### Set problem
All lines in which the word "title" occurs are to be extracted.

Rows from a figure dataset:
::::::

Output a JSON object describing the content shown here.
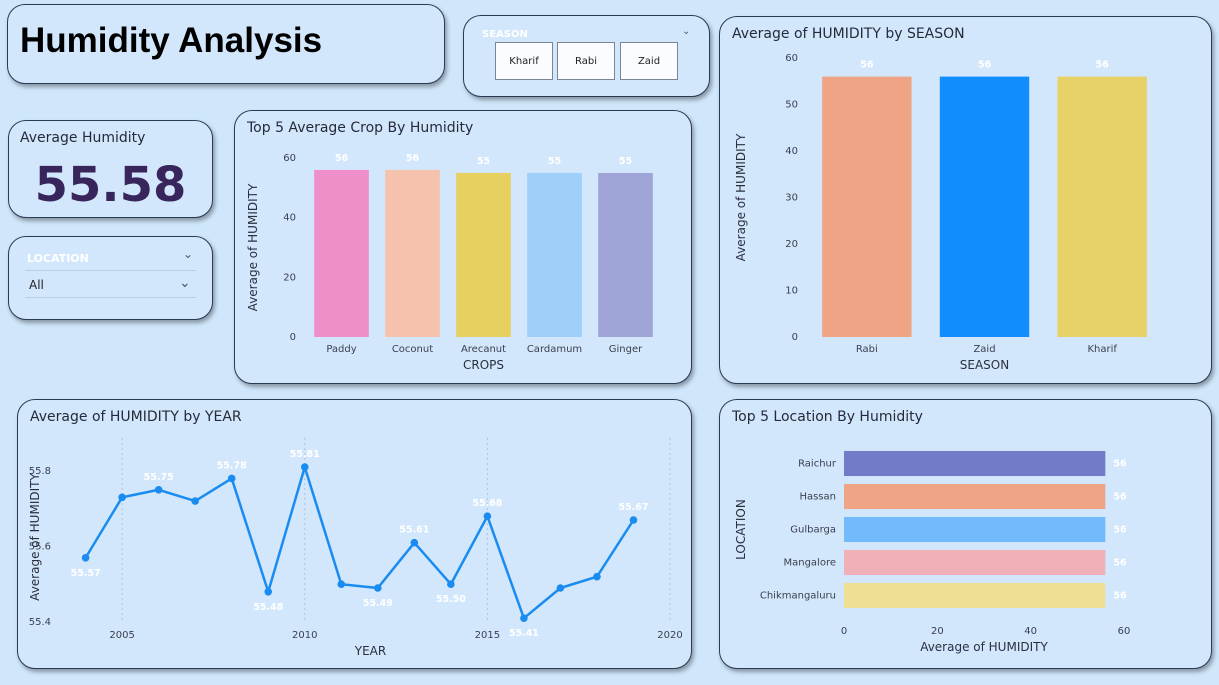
{
  "page": {
    "title": "Humidity Analysis"
  },
  "season_slicer": {
    "title": "SEASON",
    "options": [
      "Kharif",
      "Rabi",
      "Zaid"
    ]
  },
  "kpi": {
    "label": "Average Humidity",
    "value": "55.58"
  },
  "location_slicer": {
    "title": "LOCATION",
    "selected": "All"
  },
  "colors": {
    "background": "#cfe6fb",
    "card": "#d3e7fc",
    "line": "#1a8cf0",
    "kpi": "#37255c"
  },
  "chart_data": [
    {
      "id": "crops",
      "type": "bar",
      "title": "Top 5 Average Crop By Humidity",
      "xlabel": "CROPS",
      "ylabel": "Average of HUMIDITY",
      "categories": [
        "Paddy",
        "Coconut",
        "Arecanut",
        "Cardamum",
        "Ginger"
      ],
      "values": [
        56,
        56,
        55,
        55,
        55
      ],
      "data_labels": [
        "56",
        "56",
        "55",
        "55",
        "55"
      ],
      "colors": [
        "#ee8fca",
        "#f5c3ad",
        "#e6d060",
        "#a0cffa",
        "#a0a5d8"
      ],
      "ylim": [
        0,
        60
      ],
      "yticks": [
        0,
        20,
        40,
        60
      ]
    },
    {
      "id": "season",
      "type": "bar",
      "title": "Average of HUMIDITY by SEASON",
      "xlabel": "SEASON",
      "ylabel": "Average of HUMIDITY",
      "categories": [
        "Rabi",
        "Zaid",
        "Kharif"
      ],
      "values": [
        56,
        56,
        56
      ],
      "data_labels": [
        "56",
        "56",
        "56"
      ],
      "colors": [
        "#efa585",
        "#118dfe",
        "#e6d266"
      ],
      "ylim": [
        0,
        60
      ],
      "yticks": [
        0,
        10,
        20,
        30,
        40,
        50,
        60
      ]
    },
    {
      "id": "year",
      "type": "line",
      "title": "Average of HUMIDITY by YEAR",
      "xlabel": "YEAR",
      "ylabel": "Average of HUMIDITY",
      "x": [
        2004,
        2005,
        2006,
        2007,
        2008,
        2009,
        2010,
        2011,
        2012,
        2013,
        2014,
        2015,
        2016,
        2017,
        2018,
        2019
      ],
      "y": [
        55.57,
        55.73,
        55.75,
        55.72,
        55.78,
        55.48,
        55.81,
        55.5,
        55.49,
        55.61,
        55.5,
        55.68,
        55.41,
        55.49,
        55.52,
        55.67
      ],
      "point_labels": [
        {
          "i": 0,
          "text": "55.57"
        },
        {
          "i": 2,
          "text": "55.75"
        },
        {
          "i": 4,
          "text": "55.78"
        },
        {
          "i": 5,
          "text": "55.48"
        },
        {
          "i": 6,
          "text": "55.81"
        },
        {
          "i": 8,
          "text": "55.49"
        },
        {
          "i": 9,
          "text": "55.61"
        },
        {
          "i": 10,
          "text": "55.50"
        },
        {
          "i": 11,
          "text": "55.68"
        },
        {
          "i": 12,
          "text": "55.41"
        },
        {
          "i": 15,
          "text": "55.67"
        }
      ],
      "xlim": [
        2003.6,
        2020
      ],
      "xticks": [
        2005,
        2010,
        2015,
        2020
      ],
      "ylim": [
        55.4,
        55.85
      ],
      "yticks": [
        55.4,
        55.6,
        55.8
      ],
      "grid": "vertical dotted"
    },
    {
      "id": "location",
      "type": "bar",
      "orientation": "horizontal",
      "title": "Top 5 Location By Humidity",
      "xlabel": "Average of HUMIDITY",
      "ylabel": "LOCATION",
      "categories": [
        "Raichur",
        "Hassan",
        "Gulbarga",
        "Mangalore",
        "Chikmangaluru"
      ],
      "values": [
        56,
        56,
        56,
        56,
        56
      ],
      "data_labels": [
        "56",
        "56",
        "56",
        "56",
        "56"
      ],
      "colors": [
        "#717bc8",
        "#efa585",
        "#72bafc",
        "#f0b0b7",
        "#eedf94"
      ],
      "xlim": [
        0,
        60
      ],
      "xticks": [
        0,
        20,
        40,
        60
      ]
    }
  ]
}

::::::

### The answer
    "title": "Humidity Analysis"
    "title": "SEASON",
    "title": "LOCATION",
      "title": "Top 5 Average Crop By Humidity",
      "title": "Average of HUMIDITY by SEASON",
      "title": "Average of HUMIDITY by YEAR",
      "title": "Top 5 Location By Humidity",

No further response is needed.